→ Exercise prompt
Go through the entries below and count the lines holding the word "name". Reply with only the number, please.
* BEGIN Task material *
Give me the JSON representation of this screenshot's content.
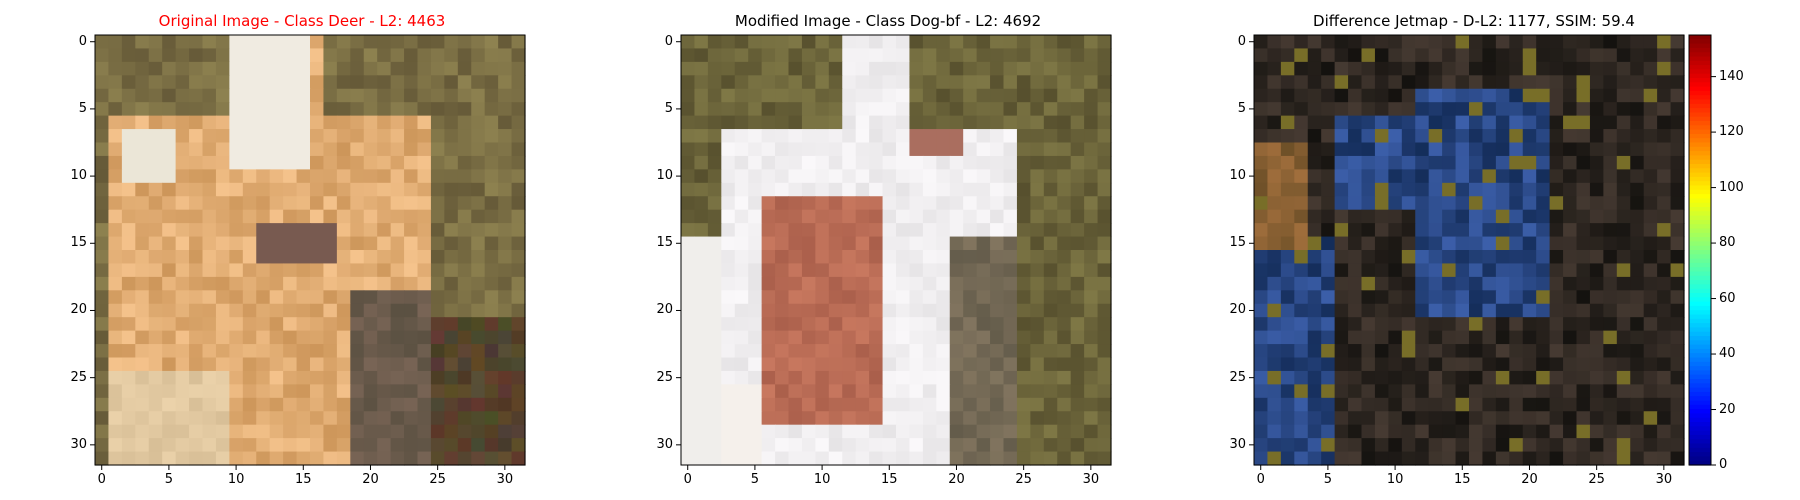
{
  "panels": [
    {
      "name": "original",
      "title": "Original Image - Class Deer - L2: 4463",
      "title_color": "#ff0000"
    },
    {
      "name": "modified",
      "title": "Modified Image - Class Dog-bf - L2: 4692",
      "title_color": "#000000"
    },
    {
      "name": "difference",
      "title": "Difference Jetmap - D-L2: 1177, SSIM: 59.4",
      "title_color": "#000000"
    }
  ],
  "axis": {
    "x_ticks": [
      "0",
      "5",
      "10",
      "15",
      "20",
      "25",
      "30"
    ],
    "y_ticks": [
      "0",
      "5",
      "10",
      "15",
      "20",
      "25",
      "30"
    ],
    "grid_size": 32
  },
  "colorbar": {
    "ticks": [
      "0",
      "20",
      "40",
      "60",
      "80",
      "100",
      "120",
      "140"
    ],
    "min": 0,
    "max": 155,
    "colormap": "jet"
  },
  "colors": {
    "title_highlight": "#ff0000",
    "text": "#000000"
  }
}
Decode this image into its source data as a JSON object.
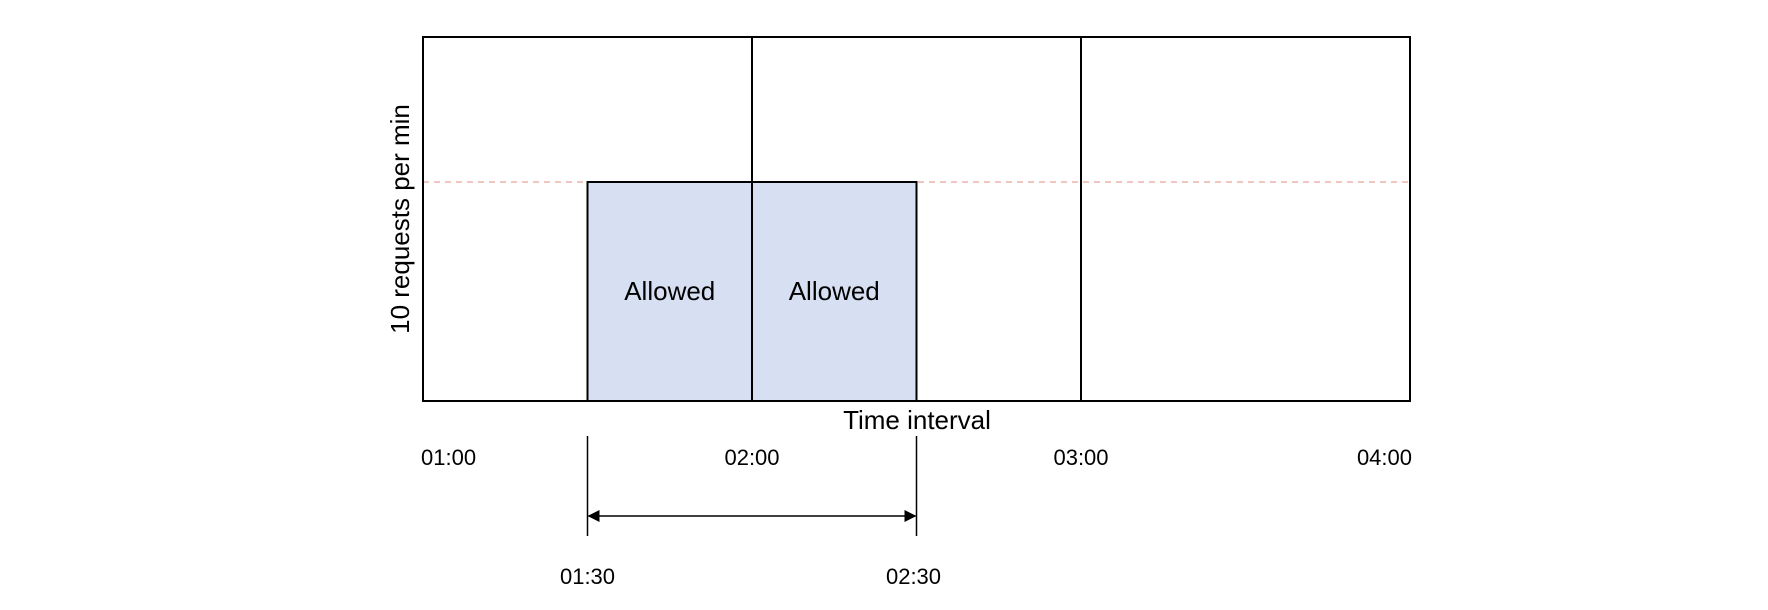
{
  "y_axis_label": "10 requests  per min",
  "x_axis_label": "Time interval",
  "ticks": [
    {
      "label": "01:00",
      "minutes": 0
    },
    {
      "label": "02:00",
      "minutes": 60
    },
    {
      "label": "03:00",
      "minutes": 120
    },
    {
      "label": "04:00",
      "minutes": 180
    }
  ],
  "blocks": [
    {
      "label": "Allowed",
      "start_minutes": 30,
      "end_minutes": 60
    },
    {
      "label": "Allowed",
      "start_minutes": 60,
      "end_minutes": 90
    }
  ],
  "window": {
    "start_label": "01:30",
    "end_label": "02:30",
    "start_minutes": 30,
    "end_minutes": 90
  },
  "colors": {
    "block_fill": "#d7e0f2",
    "limit_line": "#e8a39a",
    "stroke": "#000000"
  }
}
* END Task material *
→ The response
3